Textblock:
================================

Wie so oft im Leben, fängt etwas Großes klein an. Und manchmal braucht es Jahre und einen Zufall, der den Blick auf etwas ganz neu justiert. Ein ganz normaler Urlaub sollte es werden. Es wurde, zufällig, eine lebenslange Freundschaft zu einem Dänen und Dänemark zur Heimat meines Herzens!
Der Himmel ist strahlend blau. Die Sonne blendet mich. Es ist erst Mitte April, aber ich kann die Sonne auf meiner Haut schon deutlich spüren. Die Wärme macht mich faul und träge. Es weht nur ein laues Lüftchen. Die Osterglocken, die mein Ferienhaus in Grærup umsäumen, wiegen ihre Köpfe leicht im Wind.
Die Vögel zwitschern, und von Ferne trägt der Wind das Meeresrauschen und das Geschrei der Möwen herüber. Nur einen Augenblick kann ich so verweilen auf der Terrasse des Ferienhauses. Denn der feel good-Artikel für fejo ist noch nicht fertig. Schluß also mit „dolce far niente“!
Spätestens, wenn mein Chef und ich uns am liebsten nur noch von hinten sehen, merke ich, dass ich urlaubsreif bin. Ich muss raus, mal so richtig den Alltagsstress aus der Seele pusten lassen. Wo ginge das besser als in Dänemark? Wo ginge es besser als dort, wo das Licht so hell ist, der Himmel so weit und die Strände so endlos? Wo besser als dort, wo alle Vorzeichen sich verändern und alle Werte sich verschieben? Die Freiheit schier grenzenlos scheint?
Was ist es, das unser Herz für Dänemark höher schlagen lässt? Uns kurz vor der Grenze aufgeregt sein lässt, als würden wir nach langer Zeit einer alten Liebe wieder begegnen. Oder einer neuen zum ersten Mal? Für mich liegt die Antwort irgendwo zwischen Rømø und Skagen, zwischen Søndervig und Kopenhagen.
Sie liegt in den vielen roten Alleen, die im Herbst die Straßen an der Ostküste säumen, im herbstlichen Duft der knorrigen Bäume am Rønnevej in Grenå und an den endlosen freien Stränden in Dänemark, die nur sich selbst gehören.

================================

Anweisung 1: Geben Sie aus dem Text über Dänemark den Abschnitt von „Die Vögel zwitschern, und“ bis „schier grenzenlos scheint?“ unverändert aus.
Anweisung 2: Welche Blumen umsäumen laut dem Text über Dänemark das Ferienhaus in Grærup?
Anweisung 3: Führen Sie den Text über Dänemark im gleichen Stil über seinen letzten Satz hinaus weiter.

================================

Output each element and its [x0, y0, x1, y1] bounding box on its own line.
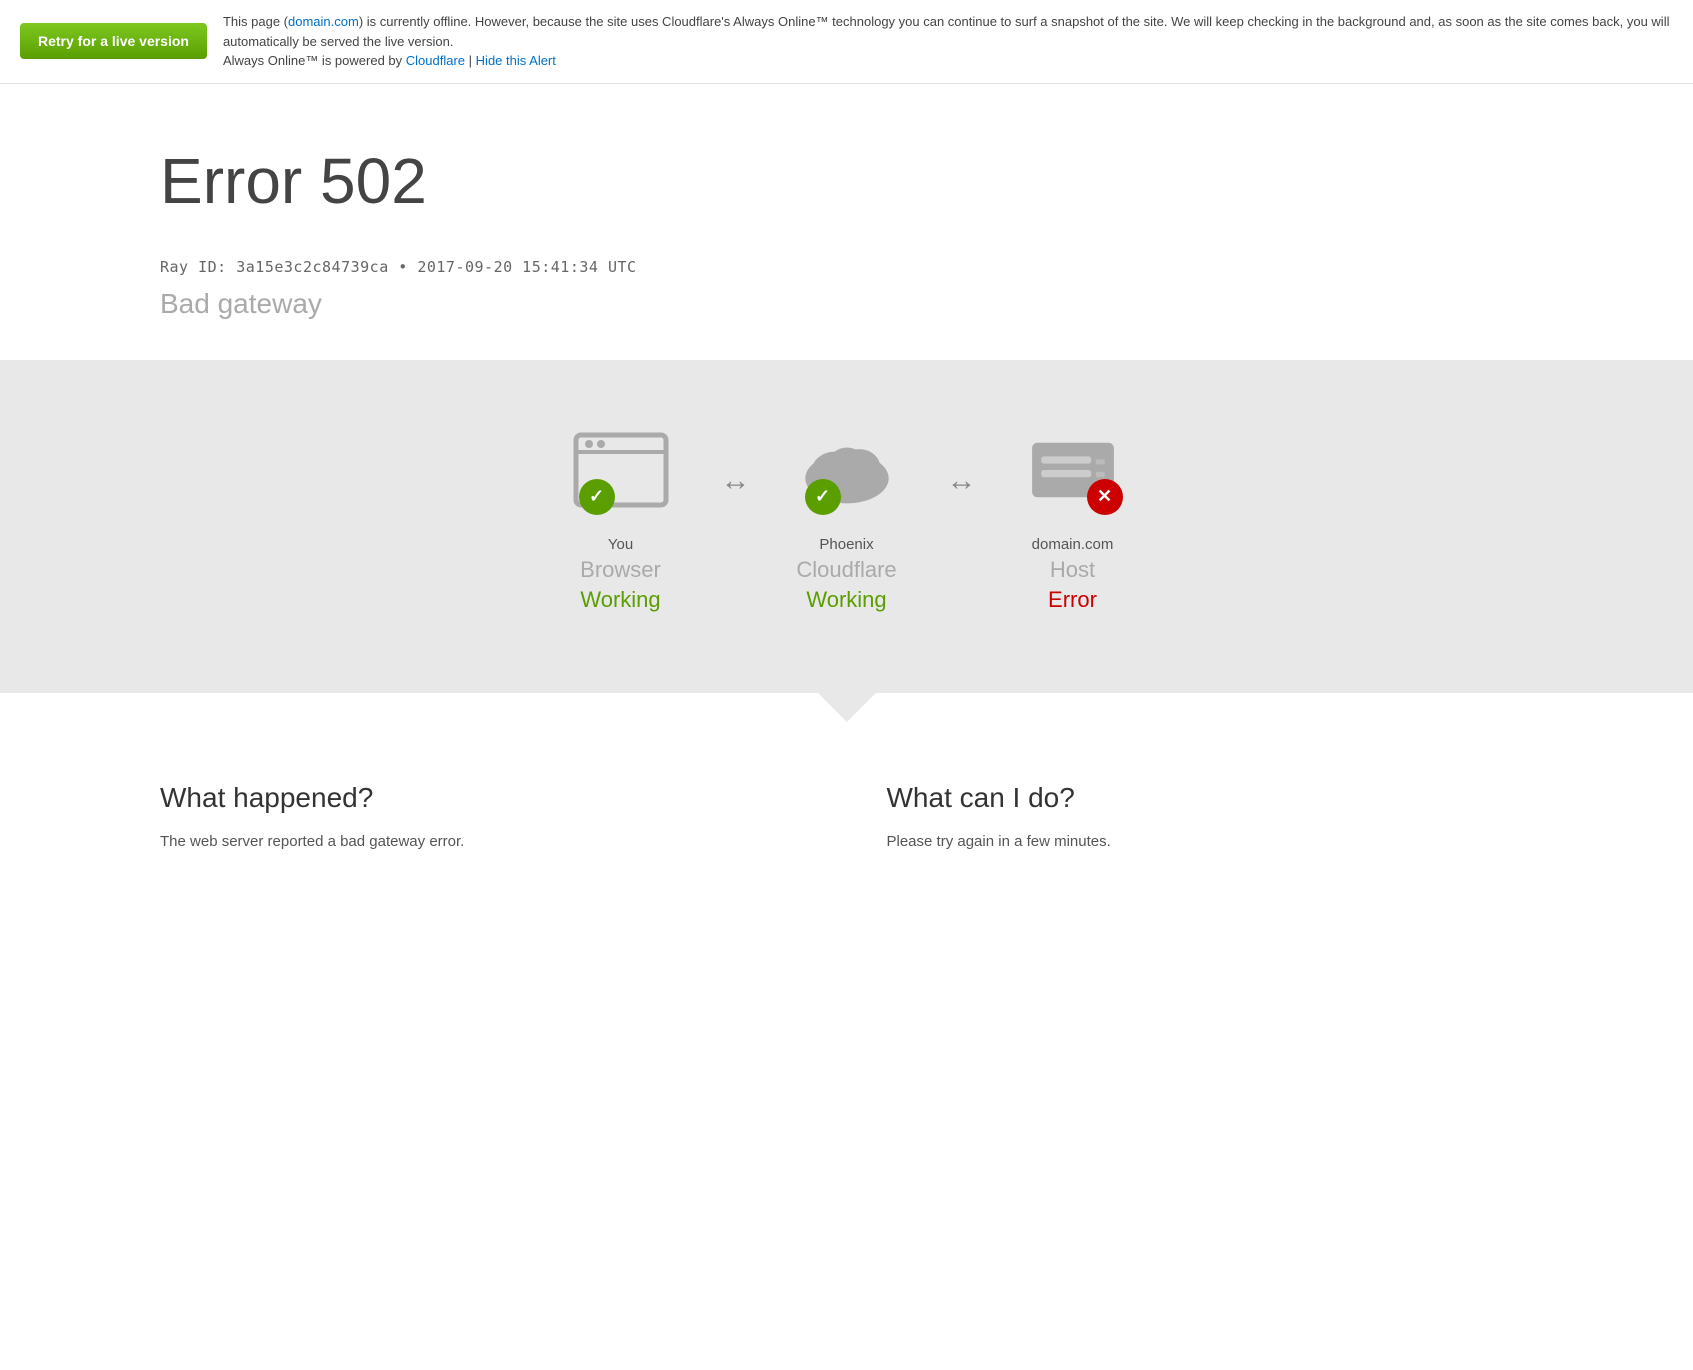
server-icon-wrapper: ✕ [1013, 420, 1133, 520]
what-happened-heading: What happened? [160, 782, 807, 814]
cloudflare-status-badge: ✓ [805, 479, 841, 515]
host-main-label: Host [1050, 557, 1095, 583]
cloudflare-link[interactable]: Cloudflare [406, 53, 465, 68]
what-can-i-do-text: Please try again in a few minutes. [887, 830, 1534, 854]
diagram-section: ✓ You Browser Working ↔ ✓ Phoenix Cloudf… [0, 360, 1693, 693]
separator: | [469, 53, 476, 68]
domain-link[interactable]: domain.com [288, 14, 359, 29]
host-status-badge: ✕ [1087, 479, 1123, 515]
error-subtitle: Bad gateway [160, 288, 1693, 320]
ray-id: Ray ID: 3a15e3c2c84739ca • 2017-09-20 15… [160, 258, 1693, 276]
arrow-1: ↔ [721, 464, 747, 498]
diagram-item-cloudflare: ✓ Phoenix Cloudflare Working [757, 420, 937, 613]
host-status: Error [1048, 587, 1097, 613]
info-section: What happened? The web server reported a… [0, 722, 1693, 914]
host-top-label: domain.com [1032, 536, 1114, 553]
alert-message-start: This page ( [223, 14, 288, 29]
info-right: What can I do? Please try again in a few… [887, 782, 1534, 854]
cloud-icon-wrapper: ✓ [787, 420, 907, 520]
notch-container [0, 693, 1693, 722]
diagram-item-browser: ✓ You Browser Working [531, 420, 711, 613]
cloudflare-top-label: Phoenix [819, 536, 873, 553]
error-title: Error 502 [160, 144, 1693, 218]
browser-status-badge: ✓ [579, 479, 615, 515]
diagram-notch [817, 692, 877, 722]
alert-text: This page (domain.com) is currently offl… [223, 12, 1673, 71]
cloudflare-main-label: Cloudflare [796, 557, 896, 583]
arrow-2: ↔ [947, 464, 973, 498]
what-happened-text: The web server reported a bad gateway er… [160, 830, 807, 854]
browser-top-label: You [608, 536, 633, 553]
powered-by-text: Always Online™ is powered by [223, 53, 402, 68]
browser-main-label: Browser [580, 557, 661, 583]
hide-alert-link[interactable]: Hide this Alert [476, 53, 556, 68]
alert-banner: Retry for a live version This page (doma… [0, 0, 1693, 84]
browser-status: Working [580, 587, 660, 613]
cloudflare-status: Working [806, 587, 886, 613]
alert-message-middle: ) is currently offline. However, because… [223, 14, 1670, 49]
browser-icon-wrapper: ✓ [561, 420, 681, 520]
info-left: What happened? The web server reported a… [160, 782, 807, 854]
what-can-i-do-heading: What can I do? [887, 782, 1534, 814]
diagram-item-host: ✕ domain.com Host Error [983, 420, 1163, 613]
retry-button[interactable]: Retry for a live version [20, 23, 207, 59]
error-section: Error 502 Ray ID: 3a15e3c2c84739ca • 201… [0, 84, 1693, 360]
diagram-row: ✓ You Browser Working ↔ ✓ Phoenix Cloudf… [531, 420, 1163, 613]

================================

Ausgabe 1:
Die Vögel zwitschern, und von Ferne trägt der Wind das Meeresrauschen und das Geschrei der Möwen herüber. Nur einen Augenblick kann ich so verweilen auf der Terrasse des Ferienhauses. Denn der feel good-Artikel für fejo ist noch nicht fertig. Schluß also mit „dolce far niente“!
Spätestens, wenn mein Chef und ich uns am liebsten nur noch von hinten sehen, merke ich, dass ich urlaubsreif bin. Ich muss raus, mal so richtig den Alltagsstress aus der Seele pusten lassen. Wo ginge das besser als in Dänemark? Wo ginge es besser als dort, wo das Licht so hell ist, der Himmel so weit und die Strände so endlos? Wo besser als dort, wo alle Vorzeichen sich verändern und alle Werte sich verschieben? Die Freiheit schier grenzenlos scheint?

Ausgabe 2: Osterglocken.

Ausgabe 3:
Dieses wundervolle kleine Land im Norden, und was es so liebenswert macht, sind jedoch die Dänen selbst. Ihre Freundlichkeit, ihr Humor, ihre Gastfreundschaft und das Vertrauen, das sie uns entgegenbringen. Dänemark ist viel mehr als nur Hotdog und Smørrebrød.
Die Dänen sind ungleich gelassener. Sie haben ihre innere Mitte gefunden. Und eine lange Nacht mit ihnen, bei Yatsy, Jubilæums-Akvavit und Sprachübungen zum weichen d, bleibt für immer in Erinnerung. Für mich der Inbegriff von „hygge“!
Wann immer ich zum ersten Mal ein neues Ferienhaus betrete, kommt mir Astrid Lindgren in den Sinn: Für sie wohnt das grenzenloseste aller Abenteuer in dem Duft der Druckerschwärze neuer Bücher. Ein bisschen so ist es mit den Ferienhäusern, denn jedes von ihnen muss erst einmal erkundet und beschnuppert werden. Zum ersten Mal bekommt man einen Eindruck davon, wie schön es werden wird, für die nächsten Tage oder Wochen darin zu wohnen.
Man schaut aus dem Fenster, auf Dünen, vielleicht auf das Meer oder so, wie ich jetzt gerade in diesem Augenblick, aus dem Wintergarten herunter von einer Düne in eine Art Tal mit Heideflächen, vielen Nadelbäumen und auf eine Lichtung, auf der abends oft Rotwild zu beobachten ist. Hier, in Grærup, gibt es viel Küstenwald, und das Rotwild kommt ganz nah heran, denn eigentlich ist es sein Zuhause.
Vom Küchenfenster aus kann ich auf eine hohe Düne sehen. Abends wird sie von der untergehenden Sonne in ein rotes Licht getaucht, und ich kann mich von ihrem Anblick gar nicht losreißen, bis schließlich der Horizont schon ganz dunkel ist und nur der Himmel noch orange-lilafarben.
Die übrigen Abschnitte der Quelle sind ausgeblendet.